[Entries taken from a collection]
━━━━━━━━━━
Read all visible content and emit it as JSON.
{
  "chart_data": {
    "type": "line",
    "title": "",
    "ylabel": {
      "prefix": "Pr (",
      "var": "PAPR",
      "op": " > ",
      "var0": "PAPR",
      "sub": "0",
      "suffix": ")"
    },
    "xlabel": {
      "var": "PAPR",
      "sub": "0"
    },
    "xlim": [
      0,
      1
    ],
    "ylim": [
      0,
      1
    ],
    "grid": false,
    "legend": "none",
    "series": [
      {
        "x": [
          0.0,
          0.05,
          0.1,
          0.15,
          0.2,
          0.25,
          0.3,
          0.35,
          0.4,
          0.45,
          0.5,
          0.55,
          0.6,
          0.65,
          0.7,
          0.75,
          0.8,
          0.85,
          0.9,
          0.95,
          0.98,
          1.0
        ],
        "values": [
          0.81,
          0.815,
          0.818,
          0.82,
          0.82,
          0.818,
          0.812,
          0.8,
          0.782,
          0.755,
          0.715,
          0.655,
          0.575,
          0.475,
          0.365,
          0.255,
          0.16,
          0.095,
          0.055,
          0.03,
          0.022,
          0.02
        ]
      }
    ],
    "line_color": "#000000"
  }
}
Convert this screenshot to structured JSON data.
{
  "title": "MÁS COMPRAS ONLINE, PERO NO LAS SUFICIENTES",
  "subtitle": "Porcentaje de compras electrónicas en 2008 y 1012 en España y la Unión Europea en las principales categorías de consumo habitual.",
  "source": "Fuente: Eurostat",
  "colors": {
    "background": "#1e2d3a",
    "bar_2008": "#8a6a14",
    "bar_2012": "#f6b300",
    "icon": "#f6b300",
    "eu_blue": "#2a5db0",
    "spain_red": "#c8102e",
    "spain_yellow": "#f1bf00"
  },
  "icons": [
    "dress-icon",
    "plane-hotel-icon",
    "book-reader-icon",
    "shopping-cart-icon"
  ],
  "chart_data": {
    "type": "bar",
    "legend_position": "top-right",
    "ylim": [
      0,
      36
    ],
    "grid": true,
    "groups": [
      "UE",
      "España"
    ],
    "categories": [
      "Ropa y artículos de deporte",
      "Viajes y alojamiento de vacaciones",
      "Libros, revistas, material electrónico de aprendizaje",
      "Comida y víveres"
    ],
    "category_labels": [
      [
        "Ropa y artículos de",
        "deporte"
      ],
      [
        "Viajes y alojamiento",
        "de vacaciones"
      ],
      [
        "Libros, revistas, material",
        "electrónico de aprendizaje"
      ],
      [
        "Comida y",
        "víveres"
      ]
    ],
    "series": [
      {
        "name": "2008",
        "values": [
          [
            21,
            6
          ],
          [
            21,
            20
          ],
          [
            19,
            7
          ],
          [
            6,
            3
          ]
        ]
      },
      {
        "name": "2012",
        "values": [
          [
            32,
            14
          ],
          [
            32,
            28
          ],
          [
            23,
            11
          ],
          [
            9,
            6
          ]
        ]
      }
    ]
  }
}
━━━━━━━━━━
EXERCISE REQUIREMENTS: Reproduce the records above exactly as they appear.

ANSWER BELOW:
Read all visible content and emit it as JSON.
{
  "chart_data": {
    "type": "line",
    "title": "",
    "ylabel": {
      "prefix": "Pr (",
      "var": "PAPR",
      "op": " > ",
      "var0": "PAPR",
      "sub": "0",
      "suffix": ")"
    },
    "xlabel": {
      "var": "PAPR",
      "sub": "0"
    },
    "xlim": [
      0,
      1
    ],
    "ylim": [
      0,
      1
    ],
    "grid": false,
    "legend": "none",
    "series": [
      {
        "x": [
          0.0,
          0.05,
          0.1,
          0.15,
          0.2,
          0.25,
          0.3,
          0.35,
          0.4,
          0.45,
          0.5,
          0.55,
          0.6,
          0.65,
          0.7,
          0.75,
          0.8,
          0.85,
          0.9,
          0.95,
          0.98,
          1.0
        ],
        "values": [
          0.81,
          0.815,
          0.818,
          0.82,
          0.82,
          0.818,
          0.812,
          0.8,
          0.782,
          0.755,
          0.715,
          0.655,
          0.575,
          0.475,
          0.365,
          0.255,
          0.16,
          0.095,
          0.055,
          0.03,
          0.022,
          0.02
        ]
      }
    ],
    "line_color": "#000000"
  }
}
Convert this screenshot to structured JSON data.
{
  "title": "MÁS COMPRAS ONLINE, PERO NO LAS SUFICIENTES",
  "subtitle": "Porcentaje de compras electrónicas en 2008 y 1012 en España y la Unión Europea en las principales categorías de consumo habitual.",
  "source": "Fuente: Eurostat",
  "colors": {
    "background": "#1e2d3a",
    "bar_2008": "#8a6a14",
    "bar_2012": "#f6b300",
    "icon": "#f6b300",
    "eu_blue": "#2a5db0",
    "spain_red": "#c8102e",
    "spain_yellow": "#f1bf00"
  },
  "icons": [
    "dress-icon",
    "plane-hotel-icon",
    "book-reader-icon",
    "shopping-cart-icon"
  ],
  "chart_data": {
    "type": "bar",
    "legend_position": "top-right",
    "ylim": [
      0,
      36
    ],
    "grid": true,
    "groups": [
      "UE",
      "España"
    ],
    "categories": [
      "Ropa y artículos de deporte",
      "Viajes y alojamiento de vacaciones",
      "Libros, revistas, material electrónico de aprendizaje",
      "Comida y víveres"
    ],
    "category_labels": [
      [
        "Ropa y artículos de",
        "deporte"
      ],
      [
        "Viajes y alojamiento",
        "de vacaciones"
      ],
      [
        "Libros, revistas, material",
        "electrónico de aprendizaje"
      ],
      [
        "Comida y",
        "víveres"
      ]
    ],
    "series": [
      {
        "name": "2008",
        "values": [
          [
            21,
            6
          ],
          [
            21,
            20
          ],
          [
            19,
            7
          ],
          [
            6,
            3
          ]
        ]
      },
      {
        "name": "2012",
        "values": [
          [
            32,
            14
          ],
          [
            32,
            28
          ],
          [
            23,
            11
          ],
          [
            9,
            6
          ]
        ]
      }
    ]
  }
}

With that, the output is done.